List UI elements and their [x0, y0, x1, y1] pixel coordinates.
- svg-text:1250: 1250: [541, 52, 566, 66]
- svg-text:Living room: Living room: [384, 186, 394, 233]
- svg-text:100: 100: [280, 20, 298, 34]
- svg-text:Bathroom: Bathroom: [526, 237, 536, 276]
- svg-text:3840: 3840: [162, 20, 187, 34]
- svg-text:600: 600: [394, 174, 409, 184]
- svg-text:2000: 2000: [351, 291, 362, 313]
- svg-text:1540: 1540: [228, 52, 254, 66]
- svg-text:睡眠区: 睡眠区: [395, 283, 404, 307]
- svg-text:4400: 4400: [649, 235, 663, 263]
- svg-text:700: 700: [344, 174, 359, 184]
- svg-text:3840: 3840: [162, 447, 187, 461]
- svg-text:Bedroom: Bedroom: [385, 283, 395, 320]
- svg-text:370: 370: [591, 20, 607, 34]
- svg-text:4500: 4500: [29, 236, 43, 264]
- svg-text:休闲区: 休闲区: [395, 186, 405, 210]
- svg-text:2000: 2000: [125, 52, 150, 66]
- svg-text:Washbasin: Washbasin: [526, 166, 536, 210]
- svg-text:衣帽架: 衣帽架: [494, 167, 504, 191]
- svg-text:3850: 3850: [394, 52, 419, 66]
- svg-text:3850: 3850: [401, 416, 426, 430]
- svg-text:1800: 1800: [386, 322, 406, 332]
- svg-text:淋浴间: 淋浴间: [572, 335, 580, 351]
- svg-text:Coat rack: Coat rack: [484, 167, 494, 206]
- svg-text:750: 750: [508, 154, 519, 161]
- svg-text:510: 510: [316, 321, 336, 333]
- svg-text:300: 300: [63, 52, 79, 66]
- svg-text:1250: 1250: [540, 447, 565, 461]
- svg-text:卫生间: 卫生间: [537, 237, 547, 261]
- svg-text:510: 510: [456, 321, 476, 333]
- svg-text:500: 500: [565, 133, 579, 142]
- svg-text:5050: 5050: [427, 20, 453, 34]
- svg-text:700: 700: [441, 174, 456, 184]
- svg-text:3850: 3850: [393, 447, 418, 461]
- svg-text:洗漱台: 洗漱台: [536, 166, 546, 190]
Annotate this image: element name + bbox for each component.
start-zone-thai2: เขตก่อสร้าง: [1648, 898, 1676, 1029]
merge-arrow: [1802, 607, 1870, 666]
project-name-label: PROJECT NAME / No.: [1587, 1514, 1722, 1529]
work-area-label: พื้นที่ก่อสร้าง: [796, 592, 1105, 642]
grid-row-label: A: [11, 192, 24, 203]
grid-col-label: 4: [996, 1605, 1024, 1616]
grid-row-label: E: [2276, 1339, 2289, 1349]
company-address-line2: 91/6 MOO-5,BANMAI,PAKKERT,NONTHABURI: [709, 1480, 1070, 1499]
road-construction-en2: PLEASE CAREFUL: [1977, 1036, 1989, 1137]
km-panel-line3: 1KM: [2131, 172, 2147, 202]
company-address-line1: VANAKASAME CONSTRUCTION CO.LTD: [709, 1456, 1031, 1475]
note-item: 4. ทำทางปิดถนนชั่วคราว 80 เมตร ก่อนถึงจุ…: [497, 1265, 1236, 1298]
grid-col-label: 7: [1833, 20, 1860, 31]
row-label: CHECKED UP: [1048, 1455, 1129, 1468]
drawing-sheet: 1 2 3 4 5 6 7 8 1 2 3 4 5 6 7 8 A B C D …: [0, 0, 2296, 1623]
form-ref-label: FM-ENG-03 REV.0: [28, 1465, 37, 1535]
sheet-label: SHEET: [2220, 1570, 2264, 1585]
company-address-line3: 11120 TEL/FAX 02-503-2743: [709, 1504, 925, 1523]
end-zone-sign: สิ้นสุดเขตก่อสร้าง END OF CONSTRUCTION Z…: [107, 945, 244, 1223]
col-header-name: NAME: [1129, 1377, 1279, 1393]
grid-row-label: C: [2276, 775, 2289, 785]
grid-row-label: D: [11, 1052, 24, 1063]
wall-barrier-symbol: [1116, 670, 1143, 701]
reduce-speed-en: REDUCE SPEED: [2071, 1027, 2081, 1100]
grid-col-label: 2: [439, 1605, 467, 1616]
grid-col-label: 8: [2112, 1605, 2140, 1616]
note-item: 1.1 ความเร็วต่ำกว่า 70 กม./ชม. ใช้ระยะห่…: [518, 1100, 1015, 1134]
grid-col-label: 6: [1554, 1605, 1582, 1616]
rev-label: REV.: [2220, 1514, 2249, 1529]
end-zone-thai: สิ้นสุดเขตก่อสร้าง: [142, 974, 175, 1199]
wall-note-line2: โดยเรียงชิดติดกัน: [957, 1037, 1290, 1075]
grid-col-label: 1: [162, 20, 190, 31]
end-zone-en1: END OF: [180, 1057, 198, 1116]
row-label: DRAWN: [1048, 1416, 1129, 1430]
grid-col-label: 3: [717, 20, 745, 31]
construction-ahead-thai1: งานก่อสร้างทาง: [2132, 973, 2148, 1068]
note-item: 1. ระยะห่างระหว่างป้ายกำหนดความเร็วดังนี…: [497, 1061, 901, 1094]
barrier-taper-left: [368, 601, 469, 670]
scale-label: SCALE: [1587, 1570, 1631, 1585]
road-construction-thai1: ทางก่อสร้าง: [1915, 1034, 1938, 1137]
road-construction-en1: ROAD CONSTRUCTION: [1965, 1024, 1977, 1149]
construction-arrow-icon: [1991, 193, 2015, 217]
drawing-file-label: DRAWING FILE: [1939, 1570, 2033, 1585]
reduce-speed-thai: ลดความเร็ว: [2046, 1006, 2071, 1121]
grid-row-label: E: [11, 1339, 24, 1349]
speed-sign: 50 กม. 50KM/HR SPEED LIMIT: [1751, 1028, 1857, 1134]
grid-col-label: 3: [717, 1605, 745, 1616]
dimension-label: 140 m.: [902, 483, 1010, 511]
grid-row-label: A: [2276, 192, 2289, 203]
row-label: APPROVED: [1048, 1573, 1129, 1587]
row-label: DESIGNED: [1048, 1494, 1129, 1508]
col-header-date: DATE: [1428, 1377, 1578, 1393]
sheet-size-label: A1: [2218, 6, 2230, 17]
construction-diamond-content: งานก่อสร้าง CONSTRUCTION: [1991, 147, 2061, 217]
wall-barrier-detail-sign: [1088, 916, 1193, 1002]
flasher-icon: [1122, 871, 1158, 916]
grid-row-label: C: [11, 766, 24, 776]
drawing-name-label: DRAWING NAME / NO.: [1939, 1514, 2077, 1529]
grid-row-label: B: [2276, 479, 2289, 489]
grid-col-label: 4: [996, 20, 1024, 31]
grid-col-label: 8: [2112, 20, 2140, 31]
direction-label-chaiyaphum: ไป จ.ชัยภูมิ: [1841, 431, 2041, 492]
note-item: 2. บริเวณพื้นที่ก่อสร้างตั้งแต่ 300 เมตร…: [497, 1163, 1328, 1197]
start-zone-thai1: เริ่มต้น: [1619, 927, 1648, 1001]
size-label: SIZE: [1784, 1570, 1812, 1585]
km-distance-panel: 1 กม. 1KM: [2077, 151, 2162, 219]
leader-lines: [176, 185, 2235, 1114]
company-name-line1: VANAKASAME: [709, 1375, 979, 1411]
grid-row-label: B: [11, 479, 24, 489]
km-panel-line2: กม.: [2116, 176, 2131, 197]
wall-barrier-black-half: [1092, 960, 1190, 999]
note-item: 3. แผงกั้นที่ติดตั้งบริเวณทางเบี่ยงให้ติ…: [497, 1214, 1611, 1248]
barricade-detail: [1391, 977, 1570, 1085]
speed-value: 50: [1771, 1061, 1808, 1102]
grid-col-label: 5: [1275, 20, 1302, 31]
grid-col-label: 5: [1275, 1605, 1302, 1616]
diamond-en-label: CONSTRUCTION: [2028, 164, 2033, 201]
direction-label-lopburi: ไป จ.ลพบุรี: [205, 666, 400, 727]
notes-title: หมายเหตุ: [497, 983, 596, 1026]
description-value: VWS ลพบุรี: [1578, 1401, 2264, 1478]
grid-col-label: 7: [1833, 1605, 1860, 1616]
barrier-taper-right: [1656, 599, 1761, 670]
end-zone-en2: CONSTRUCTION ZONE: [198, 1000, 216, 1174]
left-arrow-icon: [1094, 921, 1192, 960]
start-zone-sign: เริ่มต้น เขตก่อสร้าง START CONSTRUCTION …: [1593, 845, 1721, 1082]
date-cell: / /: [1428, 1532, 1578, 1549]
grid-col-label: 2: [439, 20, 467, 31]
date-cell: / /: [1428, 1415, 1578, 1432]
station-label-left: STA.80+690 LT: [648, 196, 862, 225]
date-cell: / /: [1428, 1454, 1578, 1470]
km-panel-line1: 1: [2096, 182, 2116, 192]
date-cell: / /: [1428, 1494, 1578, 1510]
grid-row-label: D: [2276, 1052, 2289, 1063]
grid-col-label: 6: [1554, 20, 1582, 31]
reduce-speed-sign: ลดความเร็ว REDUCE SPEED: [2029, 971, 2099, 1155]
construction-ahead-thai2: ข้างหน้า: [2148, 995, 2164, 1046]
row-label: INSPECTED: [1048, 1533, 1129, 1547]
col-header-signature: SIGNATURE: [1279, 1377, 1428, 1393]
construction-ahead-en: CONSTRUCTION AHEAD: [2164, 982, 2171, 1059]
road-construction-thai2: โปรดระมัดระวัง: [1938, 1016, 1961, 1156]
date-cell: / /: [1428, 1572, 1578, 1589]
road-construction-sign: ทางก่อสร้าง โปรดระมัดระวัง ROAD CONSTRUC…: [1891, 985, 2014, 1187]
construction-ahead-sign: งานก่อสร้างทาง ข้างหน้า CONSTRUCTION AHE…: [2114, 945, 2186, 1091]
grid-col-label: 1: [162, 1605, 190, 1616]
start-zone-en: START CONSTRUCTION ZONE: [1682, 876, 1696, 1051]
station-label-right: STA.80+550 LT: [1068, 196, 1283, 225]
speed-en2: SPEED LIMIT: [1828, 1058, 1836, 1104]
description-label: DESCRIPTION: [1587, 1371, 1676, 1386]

----------

▶ [YOUR OBJECTIVE]:
Please recast everything from the start of the lines down to the line containing "- svg-text:睡眠区: 睡眠区: [395, 283, 404, 307]" as a Markdown table with the columns Number and Line, leaving out any blank lines.

▶ [FINISHED EXERCISE]:
| Number | Line |
|---|---|
| 1 | List UI elements and their [x0, y0, x1, y1] pixel coordinates. |
| 2 | - svg-text:1250: 1250: [541, 52, 566, 66] |
| 3 | - svg-text:Living room: Living room: [384, 186, 394, 233] |
| 4 | - svg-text:100: 100: [280, 20, 298, 34] |
| 5 | - svg-text:Bathroom: Bathroom: [526, 237, 536, 276] |
| 6 | - svg-text:3840: 3840: [162, 20, 187, 34] |
| 7 | - svg-text:600: 600: [394, 174, 409, 184] |
| 8 | - svg-text:2000: 2000: [351, 291, 362, 313] |
| 9 | - svg-text:1540: 1540: [228, 52, 254, 66] |
| 10 | - svg-text:睡眠区: 睡眠区: [395, 283, 404, 307] |